▶ Exercise instructions: Convert everything below from the line containing "- post: ✕ 20131501129" down to the line containing "- quote-reply-button[interactable]: 引用回复: [785, 256, 841, 272]", both included, into a Markdown table with the columns Index and Text. Number each line in Index, put the line in Text, and leave out blank lines.

▶ Data provided:
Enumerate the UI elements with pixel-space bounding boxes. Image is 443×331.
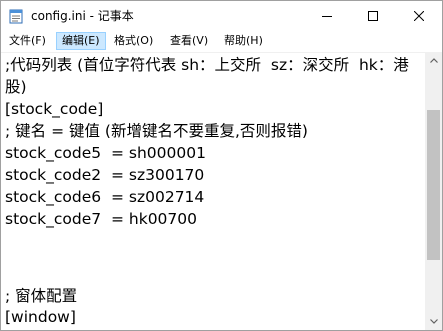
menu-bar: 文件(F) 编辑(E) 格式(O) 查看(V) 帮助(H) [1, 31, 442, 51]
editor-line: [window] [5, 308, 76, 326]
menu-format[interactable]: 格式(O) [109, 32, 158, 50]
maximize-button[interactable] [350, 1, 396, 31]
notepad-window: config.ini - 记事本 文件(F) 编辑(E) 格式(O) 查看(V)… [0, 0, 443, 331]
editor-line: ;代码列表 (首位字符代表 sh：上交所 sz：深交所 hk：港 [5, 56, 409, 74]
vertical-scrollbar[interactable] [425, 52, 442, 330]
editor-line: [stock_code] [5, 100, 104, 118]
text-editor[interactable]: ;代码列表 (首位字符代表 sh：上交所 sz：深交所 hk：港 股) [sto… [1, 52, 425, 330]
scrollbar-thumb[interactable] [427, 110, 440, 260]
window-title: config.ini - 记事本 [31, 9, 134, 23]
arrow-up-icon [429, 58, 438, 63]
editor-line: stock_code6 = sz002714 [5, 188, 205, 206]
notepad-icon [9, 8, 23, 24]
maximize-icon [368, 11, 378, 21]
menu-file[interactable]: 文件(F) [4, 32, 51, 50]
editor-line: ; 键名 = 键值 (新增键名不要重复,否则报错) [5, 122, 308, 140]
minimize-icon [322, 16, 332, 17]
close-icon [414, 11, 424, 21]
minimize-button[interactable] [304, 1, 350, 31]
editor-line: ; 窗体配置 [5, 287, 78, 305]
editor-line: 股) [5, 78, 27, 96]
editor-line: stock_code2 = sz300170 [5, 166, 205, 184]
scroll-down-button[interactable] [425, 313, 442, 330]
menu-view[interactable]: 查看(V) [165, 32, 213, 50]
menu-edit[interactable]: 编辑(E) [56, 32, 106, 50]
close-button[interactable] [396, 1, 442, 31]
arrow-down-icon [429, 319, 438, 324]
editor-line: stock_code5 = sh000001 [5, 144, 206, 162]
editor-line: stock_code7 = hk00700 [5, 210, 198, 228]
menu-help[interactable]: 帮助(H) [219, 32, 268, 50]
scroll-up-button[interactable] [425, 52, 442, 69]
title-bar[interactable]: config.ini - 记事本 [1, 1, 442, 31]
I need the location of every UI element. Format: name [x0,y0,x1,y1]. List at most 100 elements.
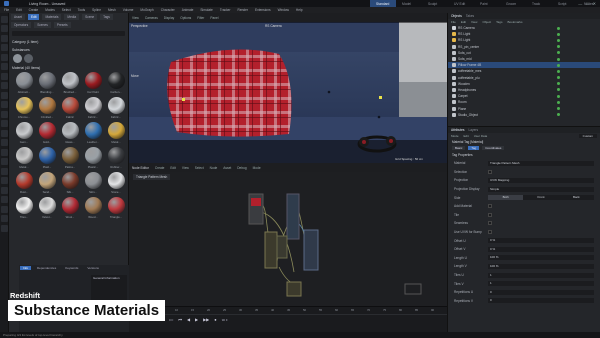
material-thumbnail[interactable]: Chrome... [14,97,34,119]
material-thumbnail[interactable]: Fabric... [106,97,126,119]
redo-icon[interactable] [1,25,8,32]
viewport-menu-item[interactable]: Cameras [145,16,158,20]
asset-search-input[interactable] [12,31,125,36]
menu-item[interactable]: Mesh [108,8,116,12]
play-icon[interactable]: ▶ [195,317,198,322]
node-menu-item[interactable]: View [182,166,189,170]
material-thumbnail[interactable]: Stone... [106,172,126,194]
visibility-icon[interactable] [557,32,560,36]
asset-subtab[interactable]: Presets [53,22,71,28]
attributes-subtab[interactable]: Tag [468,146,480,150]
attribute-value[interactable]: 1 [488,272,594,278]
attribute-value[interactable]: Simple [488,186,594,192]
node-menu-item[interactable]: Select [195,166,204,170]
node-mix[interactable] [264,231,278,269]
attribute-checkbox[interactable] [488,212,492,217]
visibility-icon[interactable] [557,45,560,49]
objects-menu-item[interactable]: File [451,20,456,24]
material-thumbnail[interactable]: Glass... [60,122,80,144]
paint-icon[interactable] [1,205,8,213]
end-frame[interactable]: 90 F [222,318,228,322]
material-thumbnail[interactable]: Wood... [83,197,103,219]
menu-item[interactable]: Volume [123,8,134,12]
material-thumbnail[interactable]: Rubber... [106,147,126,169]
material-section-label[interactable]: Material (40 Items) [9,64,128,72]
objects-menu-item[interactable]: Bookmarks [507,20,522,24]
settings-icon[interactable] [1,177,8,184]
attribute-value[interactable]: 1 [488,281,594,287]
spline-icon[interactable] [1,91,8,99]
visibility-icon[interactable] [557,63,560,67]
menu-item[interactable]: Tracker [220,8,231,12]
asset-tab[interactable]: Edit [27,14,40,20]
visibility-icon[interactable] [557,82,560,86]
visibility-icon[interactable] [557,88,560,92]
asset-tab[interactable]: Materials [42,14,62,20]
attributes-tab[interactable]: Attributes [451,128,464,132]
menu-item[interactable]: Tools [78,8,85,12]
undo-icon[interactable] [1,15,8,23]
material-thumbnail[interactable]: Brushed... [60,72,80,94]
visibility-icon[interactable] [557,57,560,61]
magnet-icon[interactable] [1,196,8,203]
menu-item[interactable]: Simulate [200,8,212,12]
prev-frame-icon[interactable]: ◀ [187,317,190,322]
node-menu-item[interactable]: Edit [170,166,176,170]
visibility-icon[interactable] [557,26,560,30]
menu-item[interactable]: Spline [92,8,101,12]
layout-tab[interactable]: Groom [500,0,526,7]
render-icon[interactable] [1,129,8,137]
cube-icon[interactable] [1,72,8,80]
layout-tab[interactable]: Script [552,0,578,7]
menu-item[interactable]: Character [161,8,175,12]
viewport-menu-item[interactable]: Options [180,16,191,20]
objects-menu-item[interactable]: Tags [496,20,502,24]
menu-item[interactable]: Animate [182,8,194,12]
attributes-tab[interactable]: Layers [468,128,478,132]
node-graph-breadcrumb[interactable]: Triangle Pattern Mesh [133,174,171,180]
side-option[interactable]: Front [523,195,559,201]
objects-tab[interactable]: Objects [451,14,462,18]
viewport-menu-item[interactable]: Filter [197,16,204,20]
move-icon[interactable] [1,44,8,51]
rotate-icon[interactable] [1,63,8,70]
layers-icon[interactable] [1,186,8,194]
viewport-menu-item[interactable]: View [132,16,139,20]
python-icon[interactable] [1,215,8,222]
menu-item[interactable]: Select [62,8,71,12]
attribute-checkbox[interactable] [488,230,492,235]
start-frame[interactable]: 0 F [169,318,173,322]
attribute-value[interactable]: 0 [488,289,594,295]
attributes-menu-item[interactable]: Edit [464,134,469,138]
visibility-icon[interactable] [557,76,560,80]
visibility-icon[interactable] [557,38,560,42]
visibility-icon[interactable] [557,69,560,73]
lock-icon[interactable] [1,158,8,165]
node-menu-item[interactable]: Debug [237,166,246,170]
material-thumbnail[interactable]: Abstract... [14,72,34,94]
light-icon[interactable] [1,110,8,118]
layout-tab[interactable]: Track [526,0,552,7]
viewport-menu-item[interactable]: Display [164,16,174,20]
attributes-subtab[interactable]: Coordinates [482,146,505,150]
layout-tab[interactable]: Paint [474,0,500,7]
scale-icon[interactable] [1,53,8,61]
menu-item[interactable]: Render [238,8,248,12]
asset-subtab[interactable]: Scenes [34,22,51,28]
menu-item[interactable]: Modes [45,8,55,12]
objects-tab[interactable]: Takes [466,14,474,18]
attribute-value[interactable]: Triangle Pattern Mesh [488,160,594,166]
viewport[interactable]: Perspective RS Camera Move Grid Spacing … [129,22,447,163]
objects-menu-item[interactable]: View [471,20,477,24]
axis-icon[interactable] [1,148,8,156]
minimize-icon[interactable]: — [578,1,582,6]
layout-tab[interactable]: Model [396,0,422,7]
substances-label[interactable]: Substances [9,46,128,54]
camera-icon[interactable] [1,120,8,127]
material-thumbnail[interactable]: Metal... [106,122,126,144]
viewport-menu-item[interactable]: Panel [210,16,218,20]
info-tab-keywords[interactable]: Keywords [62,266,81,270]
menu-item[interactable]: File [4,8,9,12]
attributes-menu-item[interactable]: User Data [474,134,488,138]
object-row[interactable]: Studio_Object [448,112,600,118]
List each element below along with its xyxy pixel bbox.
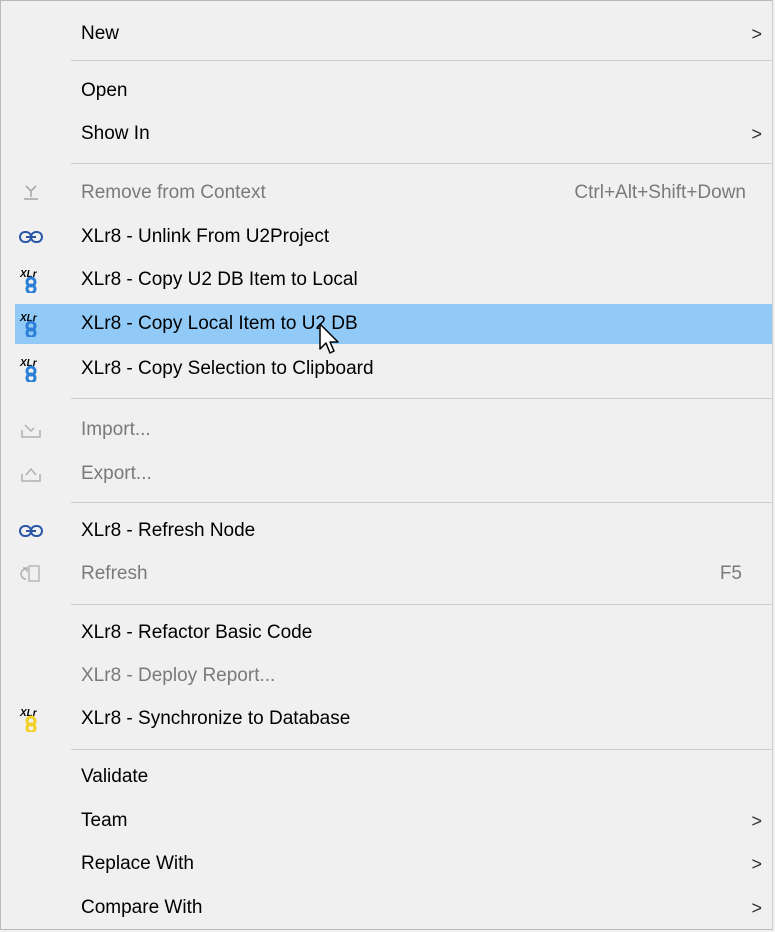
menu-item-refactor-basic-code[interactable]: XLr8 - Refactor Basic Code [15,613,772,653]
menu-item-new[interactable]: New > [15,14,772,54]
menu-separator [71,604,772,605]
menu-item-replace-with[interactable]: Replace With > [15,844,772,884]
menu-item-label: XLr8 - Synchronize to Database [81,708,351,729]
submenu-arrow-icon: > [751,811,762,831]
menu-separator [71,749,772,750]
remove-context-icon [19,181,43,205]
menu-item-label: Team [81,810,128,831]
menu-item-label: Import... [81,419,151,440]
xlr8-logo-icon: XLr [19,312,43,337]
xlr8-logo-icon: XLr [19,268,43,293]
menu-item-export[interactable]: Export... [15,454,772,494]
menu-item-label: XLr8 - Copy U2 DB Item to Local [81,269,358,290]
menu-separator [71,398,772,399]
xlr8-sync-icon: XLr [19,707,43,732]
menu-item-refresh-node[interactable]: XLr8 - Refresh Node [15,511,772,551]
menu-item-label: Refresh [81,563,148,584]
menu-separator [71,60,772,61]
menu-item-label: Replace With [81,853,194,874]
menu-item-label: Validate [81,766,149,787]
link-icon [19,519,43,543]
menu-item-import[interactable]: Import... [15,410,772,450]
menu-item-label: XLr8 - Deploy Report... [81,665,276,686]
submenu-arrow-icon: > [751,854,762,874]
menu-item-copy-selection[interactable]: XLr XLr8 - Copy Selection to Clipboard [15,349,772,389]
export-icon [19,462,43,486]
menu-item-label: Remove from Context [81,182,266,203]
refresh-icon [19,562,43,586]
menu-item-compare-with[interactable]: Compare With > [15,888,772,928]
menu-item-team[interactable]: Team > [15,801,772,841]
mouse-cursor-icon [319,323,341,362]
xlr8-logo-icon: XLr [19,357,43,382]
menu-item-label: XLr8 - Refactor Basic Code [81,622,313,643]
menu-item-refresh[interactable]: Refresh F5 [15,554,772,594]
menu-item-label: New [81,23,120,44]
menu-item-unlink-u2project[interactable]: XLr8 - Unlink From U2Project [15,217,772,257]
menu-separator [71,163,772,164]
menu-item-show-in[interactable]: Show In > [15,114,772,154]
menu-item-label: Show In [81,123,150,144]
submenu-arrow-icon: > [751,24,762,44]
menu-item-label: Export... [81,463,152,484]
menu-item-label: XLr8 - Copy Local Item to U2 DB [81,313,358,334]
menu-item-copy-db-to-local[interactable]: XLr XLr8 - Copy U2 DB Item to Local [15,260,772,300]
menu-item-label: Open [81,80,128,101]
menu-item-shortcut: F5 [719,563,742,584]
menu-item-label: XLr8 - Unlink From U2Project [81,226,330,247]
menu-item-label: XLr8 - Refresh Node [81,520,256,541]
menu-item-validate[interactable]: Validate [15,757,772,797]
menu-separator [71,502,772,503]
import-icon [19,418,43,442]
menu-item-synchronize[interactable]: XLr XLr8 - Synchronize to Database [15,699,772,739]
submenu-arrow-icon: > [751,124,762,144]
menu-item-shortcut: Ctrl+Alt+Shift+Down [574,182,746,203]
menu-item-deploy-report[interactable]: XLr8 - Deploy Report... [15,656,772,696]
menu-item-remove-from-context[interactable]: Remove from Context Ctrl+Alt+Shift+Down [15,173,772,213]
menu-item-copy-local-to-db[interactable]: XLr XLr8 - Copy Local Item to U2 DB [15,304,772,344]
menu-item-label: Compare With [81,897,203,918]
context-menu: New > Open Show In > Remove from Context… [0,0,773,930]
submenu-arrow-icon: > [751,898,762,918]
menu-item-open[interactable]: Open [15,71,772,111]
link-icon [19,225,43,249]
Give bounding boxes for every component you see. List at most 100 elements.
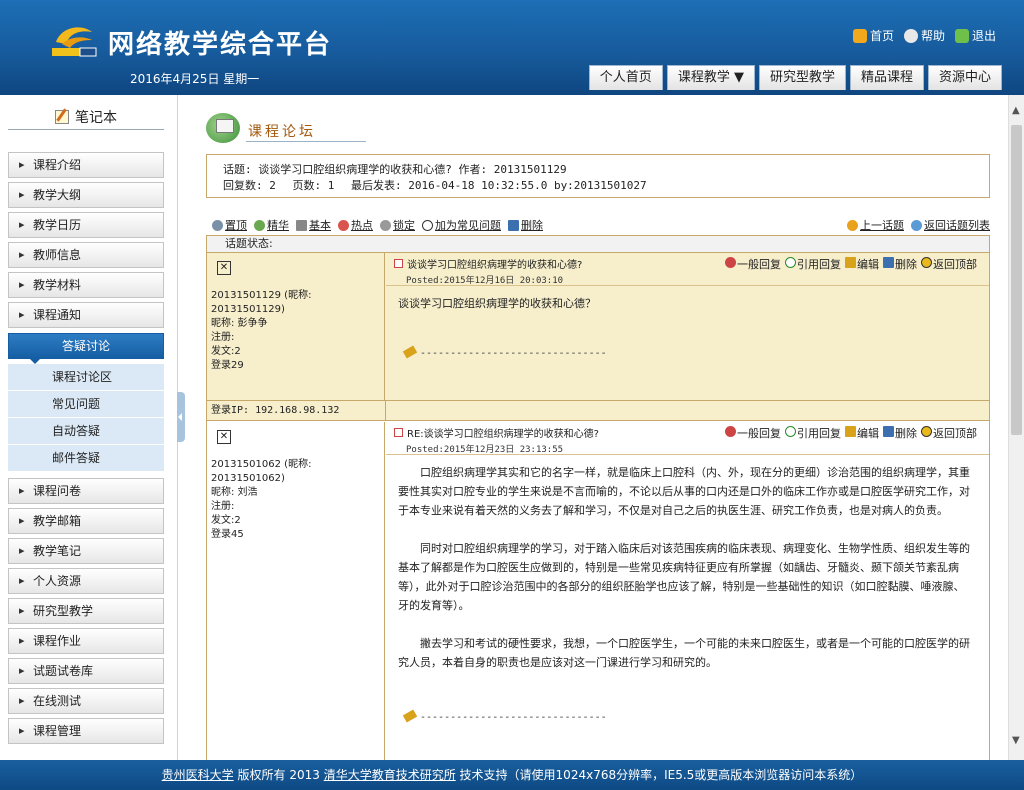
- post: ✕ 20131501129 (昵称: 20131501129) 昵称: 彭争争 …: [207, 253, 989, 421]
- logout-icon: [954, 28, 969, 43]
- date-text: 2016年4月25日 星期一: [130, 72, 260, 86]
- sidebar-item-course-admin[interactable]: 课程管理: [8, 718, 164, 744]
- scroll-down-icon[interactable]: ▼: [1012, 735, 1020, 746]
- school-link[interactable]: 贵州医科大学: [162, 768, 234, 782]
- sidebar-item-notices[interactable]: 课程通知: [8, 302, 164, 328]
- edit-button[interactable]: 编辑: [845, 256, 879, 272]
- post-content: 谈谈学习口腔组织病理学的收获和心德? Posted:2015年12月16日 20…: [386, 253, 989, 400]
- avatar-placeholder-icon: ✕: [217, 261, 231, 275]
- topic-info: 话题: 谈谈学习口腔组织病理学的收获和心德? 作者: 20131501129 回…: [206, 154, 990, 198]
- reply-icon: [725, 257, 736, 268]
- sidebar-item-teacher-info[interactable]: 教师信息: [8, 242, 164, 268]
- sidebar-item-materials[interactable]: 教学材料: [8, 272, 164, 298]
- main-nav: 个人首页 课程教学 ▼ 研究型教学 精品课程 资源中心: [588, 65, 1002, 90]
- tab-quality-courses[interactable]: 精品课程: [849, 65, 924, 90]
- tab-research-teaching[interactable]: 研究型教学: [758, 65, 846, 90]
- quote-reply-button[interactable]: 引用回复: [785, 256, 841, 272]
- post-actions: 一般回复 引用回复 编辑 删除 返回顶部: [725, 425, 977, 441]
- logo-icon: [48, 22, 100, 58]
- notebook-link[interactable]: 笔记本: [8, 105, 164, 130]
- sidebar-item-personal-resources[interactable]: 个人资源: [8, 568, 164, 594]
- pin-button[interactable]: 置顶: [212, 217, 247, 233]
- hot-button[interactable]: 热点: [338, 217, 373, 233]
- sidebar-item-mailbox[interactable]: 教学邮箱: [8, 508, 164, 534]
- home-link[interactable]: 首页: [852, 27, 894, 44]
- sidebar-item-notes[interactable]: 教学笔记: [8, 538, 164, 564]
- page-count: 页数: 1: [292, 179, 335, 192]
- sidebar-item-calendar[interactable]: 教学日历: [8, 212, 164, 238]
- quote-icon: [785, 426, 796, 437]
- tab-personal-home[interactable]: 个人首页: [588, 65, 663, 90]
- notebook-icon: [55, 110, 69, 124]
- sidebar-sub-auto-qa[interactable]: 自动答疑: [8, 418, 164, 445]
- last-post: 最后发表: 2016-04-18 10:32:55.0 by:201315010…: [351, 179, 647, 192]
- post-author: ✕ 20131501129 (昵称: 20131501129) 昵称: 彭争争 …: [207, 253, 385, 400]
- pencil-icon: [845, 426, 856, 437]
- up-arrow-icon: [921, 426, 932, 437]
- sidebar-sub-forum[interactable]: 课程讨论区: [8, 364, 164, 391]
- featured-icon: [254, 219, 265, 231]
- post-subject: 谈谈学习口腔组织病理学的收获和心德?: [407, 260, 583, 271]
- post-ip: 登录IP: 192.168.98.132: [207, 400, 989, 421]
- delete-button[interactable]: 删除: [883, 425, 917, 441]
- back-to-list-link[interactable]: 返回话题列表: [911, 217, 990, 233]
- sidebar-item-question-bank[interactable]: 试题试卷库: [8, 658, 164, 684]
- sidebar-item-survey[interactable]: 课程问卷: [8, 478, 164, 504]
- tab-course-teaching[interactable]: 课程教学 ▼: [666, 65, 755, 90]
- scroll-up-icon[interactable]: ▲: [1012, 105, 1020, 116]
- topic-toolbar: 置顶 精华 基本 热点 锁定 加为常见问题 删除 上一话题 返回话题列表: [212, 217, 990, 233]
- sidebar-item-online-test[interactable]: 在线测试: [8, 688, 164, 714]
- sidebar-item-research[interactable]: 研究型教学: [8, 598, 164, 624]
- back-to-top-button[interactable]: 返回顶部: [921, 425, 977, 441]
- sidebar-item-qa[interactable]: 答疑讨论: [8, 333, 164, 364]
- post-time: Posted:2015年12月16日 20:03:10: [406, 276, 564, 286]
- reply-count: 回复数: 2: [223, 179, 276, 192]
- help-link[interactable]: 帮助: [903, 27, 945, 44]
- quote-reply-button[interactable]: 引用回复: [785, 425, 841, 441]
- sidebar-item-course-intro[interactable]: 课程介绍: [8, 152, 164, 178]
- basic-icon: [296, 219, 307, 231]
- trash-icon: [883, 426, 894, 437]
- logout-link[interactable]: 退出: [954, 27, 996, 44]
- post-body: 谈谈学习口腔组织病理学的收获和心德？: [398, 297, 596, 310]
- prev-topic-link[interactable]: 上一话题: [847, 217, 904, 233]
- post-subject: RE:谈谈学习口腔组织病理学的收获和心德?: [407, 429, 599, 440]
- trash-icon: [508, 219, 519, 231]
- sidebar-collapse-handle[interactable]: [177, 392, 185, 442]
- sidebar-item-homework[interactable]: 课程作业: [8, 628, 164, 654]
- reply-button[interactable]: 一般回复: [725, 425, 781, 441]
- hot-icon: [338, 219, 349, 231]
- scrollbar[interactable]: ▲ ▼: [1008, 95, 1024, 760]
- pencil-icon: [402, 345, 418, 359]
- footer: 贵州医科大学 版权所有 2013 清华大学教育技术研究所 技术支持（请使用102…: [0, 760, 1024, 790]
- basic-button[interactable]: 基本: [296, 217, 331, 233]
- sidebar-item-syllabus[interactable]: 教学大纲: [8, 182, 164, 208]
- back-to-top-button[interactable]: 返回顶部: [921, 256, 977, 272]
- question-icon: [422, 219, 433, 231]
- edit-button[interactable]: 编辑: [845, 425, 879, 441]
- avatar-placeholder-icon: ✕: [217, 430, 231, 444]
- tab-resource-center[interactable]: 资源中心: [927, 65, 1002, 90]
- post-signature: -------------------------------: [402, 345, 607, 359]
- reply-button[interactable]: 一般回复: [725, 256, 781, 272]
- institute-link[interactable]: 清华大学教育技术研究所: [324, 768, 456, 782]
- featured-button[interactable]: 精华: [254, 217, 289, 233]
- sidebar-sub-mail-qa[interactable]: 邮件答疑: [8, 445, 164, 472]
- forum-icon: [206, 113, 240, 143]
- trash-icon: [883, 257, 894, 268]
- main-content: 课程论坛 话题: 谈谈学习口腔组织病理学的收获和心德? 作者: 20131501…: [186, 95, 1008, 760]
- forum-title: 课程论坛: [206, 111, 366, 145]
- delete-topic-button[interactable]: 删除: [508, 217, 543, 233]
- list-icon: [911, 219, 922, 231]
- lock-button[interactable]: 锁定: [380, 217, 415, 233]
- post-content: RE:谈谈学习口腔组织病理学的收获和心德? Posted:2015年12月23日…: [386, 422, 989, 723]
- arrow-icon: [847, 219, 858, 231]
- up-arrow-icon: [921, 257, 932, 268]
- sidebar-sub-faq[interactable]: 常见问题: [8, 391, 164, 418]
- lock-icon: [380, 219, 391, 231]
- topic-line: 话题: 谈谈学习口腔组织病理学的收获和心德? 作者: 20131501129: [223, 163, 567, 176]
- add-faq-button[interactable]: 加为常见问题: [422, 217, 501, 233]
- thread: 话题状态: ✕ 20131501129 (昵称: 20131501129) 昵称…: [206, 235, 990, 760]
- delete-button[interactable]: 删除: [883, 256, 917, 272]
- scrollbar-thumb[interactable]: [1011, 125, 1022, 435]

▶ Full answer:
| Index | Text |
|---|---|
| 1 | - post: ✕ 20131501129 (昵称: 20131501129) 昵称: 彭争争 …: [207, 253, 989, 421] |
| 2 | - logout-icon: [954, 28, 969, 43] |
| 3 | - date-text: 2016年4月25日 星期一: [130, 72, 260, 86] |
| 4 | - sidebar-item-course-admin[interactable]: 课程管理: [8, 718, 164, 744] |
| 5 | - scroll-down-icon[interactable]: ▼: [1012, 735, 1020, 746] |
| 6 | - school-link[interactable]: 贵州医科大学: [162, 768, 234, 782] |
| 7 | - sidebar-item-notices[interactable]: 课程通知: [8, 302, 164, 328] |
| 8 | - edit-button[interactable]: 编辑: [845, 256, 879, 272] |
| 9 | - post-content: 谈谈学习口腔组织病理学的收获和心德? Posted:2015年12月16日 20…: [386, 253, 989, 400] |
| 10 | - avatar-placeholder-icon: ✕: [217, 261, 231, 275] |
| 11 | - topic-info: 话题: 谈谈学习口腔组织病理学的收获和心德? 作者: 20131501129 回…: [206, 154, 990, 198] |
| 12 | - reply-icon: [725, 257, 736, 268] |
| 13 | - sidebar-item-teacher-info[interactable]: 教师信息: [8, 242, 164, 268] |
| 14 | - sidebar-item-materials[interactable]: 教学材料: [8, 272, 164, 298] |
| 15 | - main-nav: 个人首页 课程教学 ▼ 研究型教学 精品课程 资源中心: [588, 65, 1002, 90] |
| 16 | - tab-quality-courses[interactable]: 精品课程: [849, 65, 924, 90] |
| 17 | - tab-research-teaching[interactable]: 研究型教学: [758, 65, 846, 90] |
| 18 | - quote-reply-button[interactable]: 引用回复: [785, 256, 841, 272] |